Your instructions:
Can the data below be set down again exactly, line for line?

Records supplied:
◆ ◆ ◆ ◆ ◆

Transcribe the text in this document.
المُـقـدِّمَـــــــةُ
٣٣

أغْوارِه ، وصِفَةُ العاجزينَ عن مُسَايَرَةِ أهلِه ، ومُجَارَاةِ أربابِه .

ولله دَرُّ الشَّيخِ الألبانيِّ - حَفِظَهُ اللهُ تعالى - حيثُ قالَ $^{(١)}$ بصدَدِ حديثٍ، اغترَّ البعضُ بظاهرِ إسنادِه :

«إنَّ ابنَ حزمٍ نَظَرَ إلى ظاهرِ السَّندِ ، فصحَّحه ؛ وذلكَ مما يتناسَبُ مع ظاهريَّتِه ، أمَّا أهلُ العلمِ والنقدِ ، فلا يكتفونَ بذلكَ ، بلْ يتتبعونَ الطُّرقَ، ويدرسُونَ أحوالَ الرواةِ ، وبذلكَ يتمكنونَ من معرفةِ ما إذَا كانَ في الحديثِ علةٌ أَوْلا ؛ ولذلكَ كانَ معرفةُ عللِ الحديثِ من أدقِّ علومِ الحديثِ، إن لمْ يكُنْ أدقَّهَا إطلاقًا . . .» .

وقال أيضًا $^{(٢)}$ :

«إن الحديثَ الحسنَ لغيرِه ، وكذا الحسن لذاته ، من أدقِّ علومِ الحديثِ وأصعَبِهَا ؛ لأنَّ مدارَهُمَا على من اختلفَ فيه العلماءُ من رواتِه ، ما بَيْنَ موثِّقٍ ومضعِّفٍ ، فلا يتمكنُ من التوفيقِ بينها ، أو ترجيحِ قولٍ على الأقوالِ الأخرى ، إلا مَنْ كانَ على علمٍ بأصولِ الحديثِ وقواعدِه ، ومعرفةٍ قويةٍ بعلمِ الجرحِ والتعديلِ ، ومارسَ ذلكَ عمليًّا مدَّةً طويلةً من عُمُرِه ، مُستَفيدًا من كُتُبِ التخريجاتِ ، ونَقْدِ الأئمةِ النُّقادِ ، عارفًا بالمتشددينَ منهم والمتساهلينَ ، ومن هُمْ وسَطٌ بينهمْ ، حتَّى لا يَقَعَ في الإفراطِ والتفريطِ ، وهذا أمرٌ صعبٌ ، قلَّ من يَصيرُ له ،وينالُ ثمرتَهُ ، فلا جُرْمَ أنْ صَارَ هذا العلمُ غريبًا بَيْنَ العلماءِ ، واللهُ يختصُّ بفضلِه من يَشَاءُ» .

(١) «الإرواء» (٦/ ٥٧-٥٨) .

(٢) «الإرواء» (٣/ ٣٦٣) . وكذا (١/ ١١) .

◆ ◆ ◆ ◆ ◆

Task output:
Transcribe the text in this document.
المُـقـدِّمَـــــــةُ
٣٣

أغْوارِه ، وصِفَةُ العاجزينَ عن مُسَايَرَةِ أهلِه ، ومُجَارَاةِ أربابِه .

ولله دَرُّ الشَّيخِ الألبانيِّ - حَفِظَهُ اللهُ تعالى - حيثُ قالَ $^{(١)}$ بصدَدِ حديثٍ، اغترَّ البعضُ بظاهرِ إسنادِه :

«إنَّ ابنَ حزمٍ نَظَرَ إلى ظاهرِ السَّندِ ، فصحَّحه ؛ وذلكَ مما يتناسَبُ مع ظاهريَّتِه ، أمَّا أهلُ العلمِ والنقدِ ، فلا يكتفونَ بذلكَ ، بلْ يتتبعونَ الطُّرقَ، ويدرسُونَ أحوالَ الرواةِ ، وبذلكَ يتمكنونَ من معرفةِ ما إذَا كانَ في الحديثِ علةٌ أَوْلا ؛ ولذلكَ كانَ معرفةُ عللِ الحديثِ من أدقِّ علومِ الحديثِ، إن لمْ يكُنْ أدقَّهَا إطلاقًا . . .» .

وقال أيضًا $^{(٢)}$ :

«إن الحديثَ الحسنَ لغيرِه ، وكذا الحسن لذاته ، من أدقِّ علومِ الحديثِ وأصعَبِهَا ؛ لأنَّ مدارَهُمَا على من اختلفَ فيه العلماءُ من رواتِه ، ما بَيْنَ موثِّقٍ ومضعِّفٍ ، فلا يتمكنُ من التوفيقِ بينها ، أو ترجيحِ قولٍ على الأقوالِ الأخرى ، إلا مَنْ كانَ على علمٍ بأصولِ الحديثِ وقواعدِه ، ومعرفةٍ قويةٍ بعلمِ الجرحِ والتعديلِ ، ومارسَ ذلكَ عمليًّا مدَّةً طويلةً من عُمُرِه ، مُستَفيدًا من كُتُبِ التخريجاتِ ، ونَقْدِ الأئمةِ النُّقادِ ، عارفًا بالمتشددينَ منهم والمتساهلينَ ، ومن هُمْ وسَطٌ بينهمْ ، حتَّى لا يَقَعَ في الإفراطِ والتفريطِ ، وهذا أمرٌ صعبٌ ، قلَّ من يَصيرُ له ،وينالُ ثمرتَهُ ، فلا جُرْمَ أنْ صَارَ هذا العلمُ غريبًا بَيْنَ العلماءِ ، واللهُ يختصُّ بفضلِه من يَشَاءُ» .

(١) «الإرواء» (٦/ ٥٧-٥٨) .

(٢) «الإرواء» (٣/ ٣٦٣) . وكذا (١/ ١١) .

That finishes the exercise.